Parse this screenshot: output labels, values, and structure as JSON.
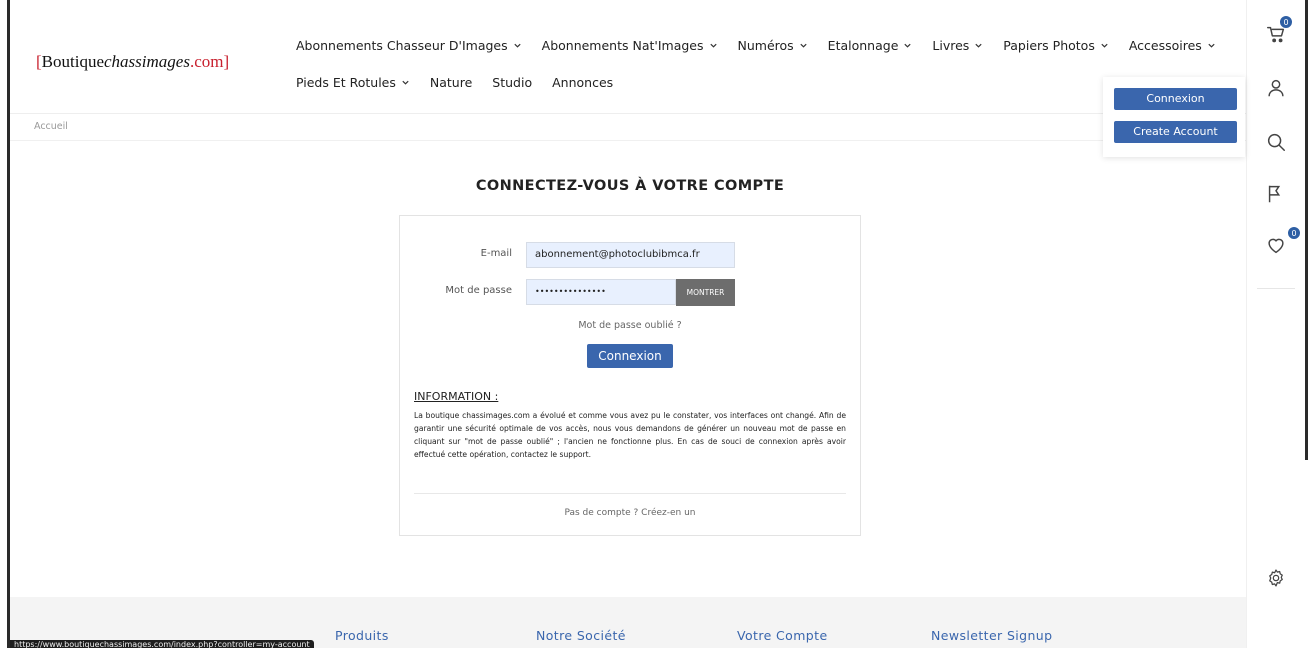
{
  "logo": {
    "open": "[",
    "brand": "Boutique",
    "italic": "chassimages",
    "domain": ".com]"
  },
  "nav": {
    "row1": [
      {
        "label": "Abonnements Chasseur D'Images",
        "dropdown": true
      },
      {
        "label": "Abonnements Nat'Images",
        "dropdown": true
      },
      {
        "label": "Numéros",
        "dropdown": true
      },
      {
        "label": "Etalonnage",
        "dropdown": true
      },
      {
        "label": "Livres",
        "dropdown": true
      },
      {
        "label": "Papiers Photos",
        "dropdown": true
      },
      {
        "label": "Accessoires",
        "dropdown": true
      }
    ],
    "row2": [
      {
        "label": "Pieds Et Rotules",
        "dropdown": true
      },
      {
        "label": "Nature",
        "dropdown": false
      },
      {
        "label": "Studio",
        "dropdown": false
      },
      {
        "label": "Annonces",
        "dropdown": false
      }
    ]
  },
  "breadcrumb": {
    "home": "Accueil"
  },
  "sidebar": {
    "cart_count": "0",
    "wishlist_count": "0"
  },
  "account_dropdown": {
    "login": "Connexion",
    "create": "Create Account"
  },
  "login": {
    "title": "CONNECTEZ-VOUS À VOTRE COMPTE",
    "email_label": "E-mail",
    "email_value": "abonnement@photoclubibmca.fr",
    "password_label": "Mot de passe",
    "password_value": "•••••••••••••••",
    "show_button": "MONTRER",
    "forgot": "Mot de passe oublié ?",
    "submit": "Connexion",
    "info_title": "INFORMATION :",
    "info_text": "La boutique chassimages.com a évolué et comme vous avez pu le constater, vos interfaces ont changé. Afin de garantir une sécurité optimale de vos accès, nous vous demandons de générer un nouveau mot de passe en cliquant sur \"mot de passe oublié\" ; l'ancien ne fonctionne plus. En cas de souci de connexion après avoir effectué cette opération, contactez le support.",
    "no_account": "Pas de compte ? Créez-en un"
  },
  "footer": {
    "products": "Produits",
    "company": "Notre Société",
    "account": "Votre Compte",
    "newsletter": "Newsletter Signup"
  },
  "status_url": "https://www.boutiquechassimages.com/index.php?controller=my-account",
  "colors": {
    "accent": "#3a66ad",
    "logo_red": "#c8202e"
  }
}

**WHAT YOU SHOULD DO**
Print out every entry above without changing a word, and leave out the pictures.

**RESPONSE TO THIS TASK**
Parse this screenshot: output labels, values, and structure as JSON.
{
  "logo": {
    "open": "[",
    "brand": "Boutique",
    "italic": "chassimages",
    "domain": ".com]"
  },
  "nav": {
    "row1": [
      {
        "label": "Abonnements Chasseur D'Images",
        "dropdown": true
      },
      {
        "label": "Abonnements Nat'Images",
        "dropdown": true
      },
      {
        "label": "Numéros",
        "dropdown": true
      },
      {
        "label": "Etalonnage",
        "dropdown": true
      },
      {
        "label": "Livres",
        "dropdown": true
      },
      {
        "label": "Papiers Photos",
        "dropdown": true
      },
      {
        "label": "Accessoires",
        "dropdown": true
      }
    ],
    "row2": [
      {
        "label": "Pieds Et Rotules",
        "dropdown": true
      },
      {
        "label": "Nature",
        "dropdown": false
      },
      {
        "label": "Studio",
        "dropdown": false
      },
      {
        "label": "Annonces",
        "dropdown": false
      }
    ]
  },
  "breadcrumb": {
    "home": "Accueil"
  },
  "sidebar": {
    "cart_count": "0",
    "wishlist_count": "0"
  },
  "account_dropdown": {
    "login": "Connexion",
    "create": "Create Account"
  },
  "login": {
    "title": "CONNECTEZ-VOUS À VOTRE COMPTE",
    "email_label": "E-mail",
    "email_value": "abonnement@photoclubibmca.fr",
    "password_label": "Mot de passe",
    "password_value": "•••••••••••••••",
    "show_button": "MONTRER",
    "forgot": "Mot de passe oublié ?",
    "submit": "Connexion",
    "info_title": "INFORMATION :",
    "info_text": "La boutique chassimages.com a évolué et comme vous avez pu le constater, vos interfaces ont changé. Afin de garantir une sécurité optimale de vos accès, nous vous demandons de générer un nouveau mot de passe en cliquant sur \"mot de passe oublié\" ; l'ancien ne fonctionne plus. En cas de souci de connexion après avoir effectué cette opération, contactez le support.",
    "no_account": "Pas de compte ? Créez-en un"
  },
  "footer": {
    "products": "Produits",
    "company": "Notre Société",
    "account": "Votre Compte",
    "newsletter": "Newsletter Signup"
  },
  "status_url": "https://www.boutiquechassimages.com/index.php?controller=my-account",
  "colors": {
    "accent": "#3a66ad",
    "logo_red": "#c8202e"
  }
}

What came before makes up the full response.